What is expected
In the data below, find the line with "What text is on this page?" and output it along with every later line, exactly, but not the pictures.

Data for this exercise
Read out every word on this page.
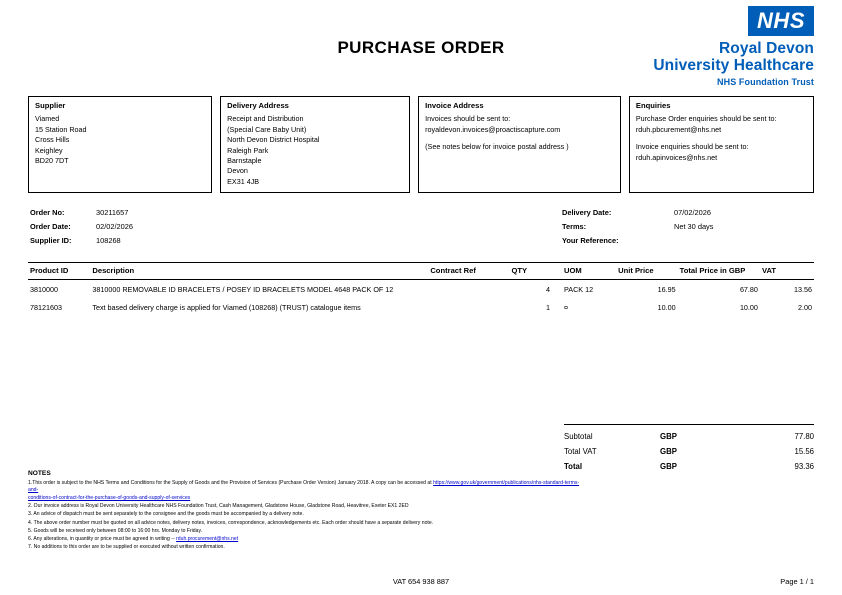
PURCHASE ORDER
NHS
Royal Devon
University Healthcare
NHS Foundation Trust
Supplier

Viamed

15 Station Road

Cross Hills

Keighley

BD20 7DT

Delivery Address

Receipt and Distribution

(Special Care Baby Unit)

North Devon District Hospital

Raleigh Park

Barnstaple

Devon

EX31 4JB

Invoice Address

Invoices should be sent to:

royaldevon.invoices@proactiscapture.com

(See notes below for invoice postal address )

Enquiries

Purchase Order enquiries should be sent to:

rduh.pbcurement@nhs.net

Invoice enquiries should be sent to:

rduh.apinvoices@nhs.net

Order No:	30211657
Order Date:	02/02/2026
Supplier ID:	108268
Delivery Date:	07/02/2026
Terms:	Net 30 days
Your Reference:
Product ID	Description	Contract Ref	QTY	UOM	Unit Price	Total Price in GBP	VAT
3810000	3810000 REMOVABLE ID BRACELETS / POSEY ID BRACELETS MODEL 4648 PACK OF 12		4	PACK 12	16.95	67.80	13.56
78121603	Text based delivery charge is applied for Viamed (108268) (TRUST) catalogue items		1	¤	10.00	10.00	2.00
Subtotal	GBP	77.80
Total VAT	GBP	15.56
Total	GBP	93.36
NOTES

1.This order is subject to the NHS Terms and Conditions for the Supply of Goods and the Provision of Services (Purchase Order Version) January 2018. A copy can be accessed at https://www.gov.uk/government/publications/nhs-standard-terms-and-

conditions-of-contract-for-the-purchase-of-goods-and-supply-of-services

2. Our invoice address is Royal Devon University Healthcare NHS Foundation Trust, Cash Management, Gladstone House, Gladstone Road, Heavitree, Exeter EX1 2ED

3. An advice of dispatch must be sent separately to the consignee and the goods must be accompanied by a delivery note.

4. The above order number must be quoted on all advice notes, delivery notes, invoices, correspondence, acknowledgements etc. Each order should have a separate delivery note.

5. Goods will be received only between 08:00 to 16:00 hrs. Monday to Friday.

6. Any alterations, in quantity or price must be agreed in writing -- rduh.procurement@nhs.net

7. No additions to this order are to be supplied or executed without written confirmation.

VAT 654 938 887	Page 1 / 1
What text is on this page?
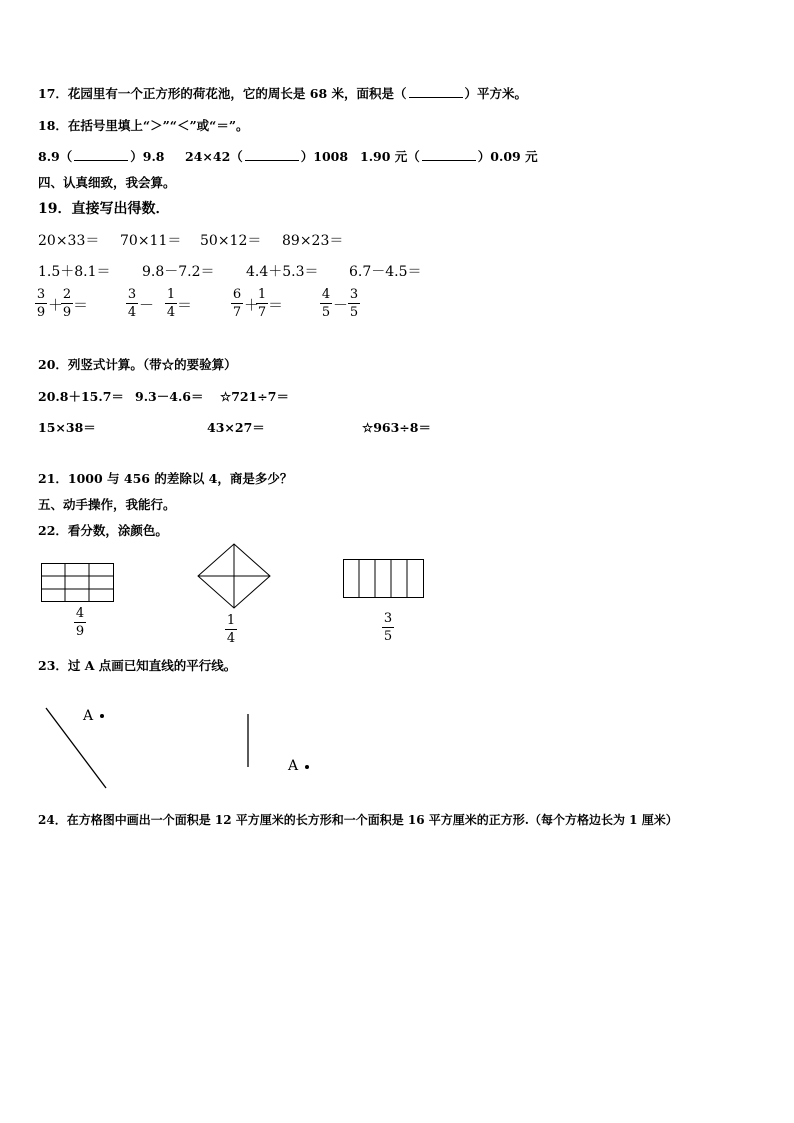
17．花园里有一个正方形的荷花池，它的周长是 68 米，面积是（	）平方米。
18．在括号里填上“＞”“＜”或“＝”。
8.9（	）9.8 24×42（	）1008 1.90 元（	）0.09 元
四、认真细致，我会算。
19．直接写出得数．
20×33＝ 70×11＝ 50×12＝ 89×23＝
1.5＋8.1＝ 9.8－7.2＝ 4.4＋5.3＝ 6.7－4.5＝
3
9 ＋
2
9 ＝
3
4 －
1
4 ＝
6
7 ＋
1
7 ＝
4
5 －
3
5
20．列竖式计算。（带☆的要验算）
20.8＋15.7＝ 9.3－4.6＝ ☆721÷7＝
15×38＝	43×27＝	☆963÷8＝
21．1000 与 456 的差除以 4，商是多少？
五、动手操作，我能行。
22．看分数，涂颜色。
4
9
1
4
3
5
23．过 A 点画已知直线的平行线。
A
A
24．在方格图中画出一个面积是 12 平方厘米的长方形和一个面积是 16 平方厘米的正方形.（每个方格边长为 1 厘米）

The output
What text is on this page?
17．花园里有一个正方形的荷花池，它的周长是 68 米，面积是（	）平方米。
18．在括号里填上“＞”“＜”或“＝”。
8.9（	）9.8 24×42（	）1008 1.90 元（	）0.09 元
四、认真细致，我会算。
19．直接写出得数．
20×33＝ 70×11＝ 50×12＝ 89×23＝
1.5＋8.1＝ 9.8－7.2＝ 4.4＋5.3＝ 6.7－4.5＝
3
9 ＋
2
9 ＝
3
4 －
1
4 ＝
6
7 ＋
1
7 ＝
4
5 －
3
5
20．列竖式计算。（带☆的要验算）
20.8＋15.7＝ 9.3－4.6＝ ☆721÷7＝
15×38＝	43×27＝	☆963÷8＝
21．1000 与 456 的差除以 4，商是多少？
五、动手操作，我能行。
22．看分数，涂颜色。
4
9
1
4
3
5
23．过 A 点画已知直线的平行线。
A
A
24．在方格图中画出一个面积是 12 平方厘米的长方形和一个面积是 16 平方厘米的正方形.（每个方格边长为 1 厘米）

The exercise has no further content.